• **RECORDS FOR PROCESSING**

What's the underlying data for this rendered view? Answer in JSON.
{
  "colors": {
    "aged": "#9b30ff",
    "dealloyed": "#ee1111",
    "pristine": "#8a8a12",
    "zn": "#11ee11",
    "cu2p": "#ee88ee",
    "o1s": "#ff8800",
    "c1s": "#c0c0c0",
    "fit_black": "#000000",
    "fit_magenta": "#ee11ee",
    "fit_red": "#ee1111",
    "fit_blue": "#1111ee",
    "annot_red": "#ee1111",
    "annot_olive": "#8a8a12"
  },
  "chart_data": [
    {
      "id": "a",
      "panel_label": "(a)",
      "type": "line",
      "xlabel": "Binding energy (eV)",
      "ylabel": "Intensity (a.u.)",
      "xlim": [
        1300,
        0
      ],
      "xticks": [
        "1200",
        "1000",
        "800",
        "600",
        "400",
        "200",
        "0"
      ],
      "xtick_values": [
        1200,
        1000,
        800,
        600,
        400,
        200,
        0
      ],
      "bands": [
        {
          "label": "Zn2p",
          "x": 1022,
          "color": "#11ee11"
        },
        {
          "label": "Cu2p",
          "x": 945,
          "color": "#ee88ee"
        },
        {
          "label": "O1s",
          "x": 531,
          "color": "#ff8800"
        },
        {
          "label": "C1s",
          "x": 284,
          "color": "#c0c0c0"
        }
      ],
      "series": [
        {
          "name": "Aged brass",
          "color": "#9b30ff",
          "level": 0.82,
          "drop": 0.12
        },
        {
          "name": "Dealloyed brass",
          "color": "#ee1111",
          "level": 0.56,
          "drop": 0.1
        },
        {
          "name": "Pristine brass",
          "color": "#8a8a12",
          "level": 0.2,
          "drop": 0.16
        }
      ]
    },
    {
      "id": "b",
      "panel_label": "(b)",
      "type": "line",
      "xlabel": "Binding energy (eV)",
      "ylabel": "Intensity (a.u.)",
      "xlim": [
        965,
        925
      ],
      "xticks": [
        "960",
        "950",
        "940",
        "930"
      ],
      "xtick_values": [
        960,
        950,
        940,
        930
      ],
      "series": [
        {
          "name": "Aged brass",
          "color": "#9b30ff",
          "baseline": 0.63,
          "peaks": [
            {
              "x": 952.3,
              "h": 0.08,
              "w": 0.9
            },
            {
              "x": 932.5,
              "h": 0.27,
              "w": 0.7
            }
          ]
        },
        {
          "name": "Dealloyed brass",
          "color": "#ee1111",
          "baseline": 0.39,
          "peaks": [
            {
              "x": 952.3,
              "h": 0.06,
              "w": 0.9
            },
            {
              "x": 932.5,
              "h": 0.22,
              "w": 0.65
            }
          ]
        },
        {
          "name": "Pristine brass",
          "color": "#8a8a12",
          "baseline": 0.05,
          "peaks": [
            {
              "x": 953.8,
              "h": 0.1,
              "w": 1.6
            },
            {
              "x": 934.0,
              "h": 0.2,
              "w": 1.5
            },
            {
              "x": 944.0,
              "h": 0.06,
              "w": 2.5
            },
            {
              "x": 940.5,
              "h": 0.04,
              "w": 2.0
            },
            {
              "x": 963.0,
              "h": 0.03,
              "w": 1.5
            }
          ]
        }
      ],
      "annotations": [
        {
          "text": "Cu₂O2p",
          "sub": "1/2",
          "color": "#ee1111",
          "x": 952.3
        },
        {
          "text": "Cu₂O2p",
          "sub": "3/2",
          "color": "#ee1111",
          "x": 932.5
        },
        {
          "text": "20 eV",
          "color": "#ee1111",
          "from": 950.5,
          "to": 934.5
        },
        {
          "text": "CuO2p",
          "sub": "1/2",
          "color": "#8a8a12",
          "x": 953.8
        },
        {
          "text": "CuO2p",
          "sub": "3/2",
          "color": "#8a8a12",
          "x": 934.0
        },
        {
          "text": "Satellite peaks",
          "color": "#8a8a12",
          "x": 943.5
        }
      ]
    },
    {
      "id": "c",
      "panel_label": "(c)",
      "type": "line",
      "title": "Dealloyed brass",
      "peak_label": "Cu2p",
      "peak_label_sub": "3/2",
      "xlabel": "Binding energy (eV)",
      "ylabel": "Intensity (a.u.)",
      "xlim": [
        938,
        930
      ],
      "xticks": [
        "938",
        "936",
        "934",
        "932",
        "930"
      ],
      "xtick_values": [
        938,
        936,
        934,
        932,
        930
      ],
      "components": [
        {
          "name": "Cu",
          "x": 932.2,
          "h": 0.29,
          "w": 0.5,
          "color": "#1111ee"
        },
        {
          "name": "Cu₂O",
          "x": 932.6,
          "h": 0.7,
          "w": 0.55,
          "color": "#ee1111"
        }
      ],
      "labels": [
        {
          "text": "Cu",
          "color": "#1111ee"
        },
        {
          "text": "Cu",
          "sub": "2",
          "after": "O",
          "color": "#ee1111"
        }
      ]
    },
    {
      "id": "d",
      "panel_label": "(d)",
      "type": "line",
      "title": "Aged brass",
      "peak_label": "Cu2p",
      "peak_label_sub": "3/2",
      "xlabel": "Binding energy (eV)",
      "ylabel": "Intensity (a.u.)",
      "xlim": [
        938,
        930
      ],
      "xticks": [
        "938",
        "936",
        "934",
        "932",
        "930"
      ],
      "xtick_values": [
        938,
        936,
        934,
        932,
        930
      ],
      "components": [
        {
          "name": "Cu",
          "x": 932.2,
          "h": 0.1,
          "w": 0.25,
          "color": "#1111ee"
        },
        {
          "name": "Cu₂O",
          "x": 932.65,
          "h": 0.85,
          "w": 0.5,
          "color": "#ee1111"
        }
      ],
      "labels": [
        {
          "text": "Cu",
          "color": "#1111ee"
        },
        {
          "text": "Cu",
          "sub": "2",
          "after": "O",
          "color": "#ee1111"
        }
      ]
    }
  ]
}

• **AIM**
Can you reproduce all the material exactly?

• **EXPECTED ANSWER**
What's the underlying data for this rendered view? Answer in JSON.
{
  "colors": {
    "aged": "#9b30ff",
    "dealloyed": "#ee1111",
    "pristine": "#8a8a12",
    "zn": "#11ee11",
    "cu2p": "#ee88ee",
    "o1s": "#ff8800",
    "c1s": "#c0c0c0",
    "fit_black": "#000000",
    "fit_magenta": "#ee11ee",
    "fit_red": "#ee1111",
    "fit_blue": "#1111ee",
    "annot_red": "#ee1111",
    "annot_olive": "#8a8a12"
  },
  "chart_data": [
    {
      "id": "a",
      "panel_label": "(a)",
      "type": "line",
      "xlabel": "Binding energy (eV)",
      "ylabel": "Intensity (a.u.)",
      "xlim": [
        1300,
        0
      ],
      "xticks": [
        "1200",
        "1000",
        "800",
        "600",
        "400",
        "200",
        "0"
      ],
      "xtick_values": [
        1200,
        1000,
        800,
        600,
        400,
        200,
        0
      ],
      "bands": [
        {
          "label": "Zn2p",
          "x": 1022,
          "color": "#11ee11"
        },
        {
          "label": "Cu2p",
          "x": 945,
          "color": "#ee88ee"
        },
        {
          "label": "O1s",
          "x": 531,
          "color": "#ff8800"
        },
        {
          "label": "C1s",
          "x": 284,
          "color": "#c0c0c0"
        }
      ],
      "series": [
        {
          "name": "Aged brass",
          "color": "#9b30ff",
          "level": 0.82,
          "drop": 0.12
        },
        {
          "name": "Dealloyed brass",
          "color": "#ee1111",
          "level": 0.56,
          "drop": 0.1
        },
        {
          "name": "Pristine brass",
          "color": "#8a8a12",
          "level": 0.2,
          "drop": 0.16
        }
      ]
    },
    {
      "id": "b",
      "panel_label": "(b)",
      "type": "line",
      "xlabel": "Binding energy (eV)",
      "ylabel": "Intensity (a.u.)",
      "xlim": [
        965,
        925
      ],
      "xticks": [
        "960",
        "950",
        "940",
        "930"
      ],
      "xtick_values": [
        960,
        950,
        940,
        930
      ],
      "series": [
        {
          "name": "Aged brass",
          "color": "#9b30ff",
          "baseline": 0.63,
          "peaks": [
            {
              "x": 952.3,
              "h": 0.08,
              "w": 0.9
            },
            {
              "x": 932.5,
              "h": 0.27,
              "w": 0.7
            }
          ]
        },
        {
          "name": "Dealloyed brass",
          "color": "#ee1111",
          "baseline": 0.39,
          "peaks": [
            {
              "x": 952.3,
              "h": 0.06,
              "w": 0.9
            },
            {
              "x": 932.5,
              "h": 0.22,
              "w": 0.65
            }
          ]
        },
        {
          "name": "Pristine brass",
          "color": "#8a8a12",
          "baseline": 0.05,
          "peaks": [
            {
              "x": 953.8,
              "h": 0.1,
              "w": 1.6
            },
            {
              "x": 934.0,
              "h": 0.2,
              "w": 1.5
            },
            {
              "x": 944.0,
              "h": 0.06,
              "w": 2.5
            },
            {
              "x": 940.5,
              "h": 0.04,
              "w": 2.0
            },
            {
              "x": 963.0,
              "h": 0.03,
              "w": 1.5
            }
          ]
        }
      ],
      "annotations": [
        {
          "text": "Cu₂O2p",
          "sub": "1/2",
          "color": "#ee1111",
          "x": 952.3
        },
        {
          "text": "Cu₂O2p",
          "sub": "3/2",
          "color": "#ee1111",
          "x": 932.5
        },
        {
          "text": "20 eV",
          "color": "#ee1111",
          "from": 950.5,
          "to": 934.5
        },
        {
          "text": "CuO2p",
          "sub": "1/2",
          "color": "#8a8a12",
          "x": 953.8
        },
        {
          "text": "CuO2p",
          "sub": "3/2",
          "color": "#8a8a12",
          "x": 934.0
        },
        {
          "text": "Satellite peaks",
          "color": "#8a8a12",
          "x": 943.5
        }
      ]
    },
    {
      "id": "c",
      "panel_label": "(c)",
      "type": "line",
      "title": "Dealloyed brass",
      "peak_label": "Cu2p",
      "peak_label_sub": "3/2",
      "xlabel": "Binding energy (eV)",
      "ylabel": "Intensity (a.u.)",
      "xlim": [
        938,
        930
      ],
      "xticks": [
        "938",
        "936",
        "934",
        "932",
        "930"
      ],
      "xtick_values": [
        938,
        936,
        934,
        932,
        930
      ],
      "components": [
        {
          "name": "Cu",
          "x": 932.2,
          "h": 0.29,
          "w": 0.5,
          "color": "#1111ee"
        },
        {
          "name": "Cu₂O",
          "x": 932.6,
          "h": 0.7,
          "w": 0.55,
          "color": "#ee1111"
        }
      ],
      "labels": [
        {
          "text": "Cu",
          "color": "#1111ee"
        },
        {
          "text": "Cu",
          "sub": "2",
          "after": "O",
          "color": "#ee1111"
        }
      ]
    },
    {
      "id": "d",
      "panel_label": "(d)",
      "type": "line",
      "title": "Aged brass",
      "peak_label": "Cu2p",
      "peak_label_sub": "3/2",
      "xlabel": "Binding energy (eV)",
      "ylabel": "Intensity (a.u.)",
      "xlim": [
        938,
        930
      ],
      "xticks": [
        "938",
        "936",
        "934",
        "932",
        "930"
      ],
      "xtick_values": [
        938,
        936,
        934,
        932,
        930
      ],
      "components": [
        {
          "name": "Cu",
          "x": 932.2,
          "h": 0.1,
          "w": 0.25,
          "color": "#1111ee"
        },
        {
          "name": "Cu₂O",
          "x": 932.65,
          "h": 0.85,
          "w": 0.5,
          "color": "#ee1111"
        }
      ],
      "labels": [
        {
          "text": "Cu",
          "color": "#1111ee"
        },
        {
          "text": "Cu",
          "sub": "2",
          "after": "O",
          "color": "#ee1111"
        }
      ]
    }
  ]
}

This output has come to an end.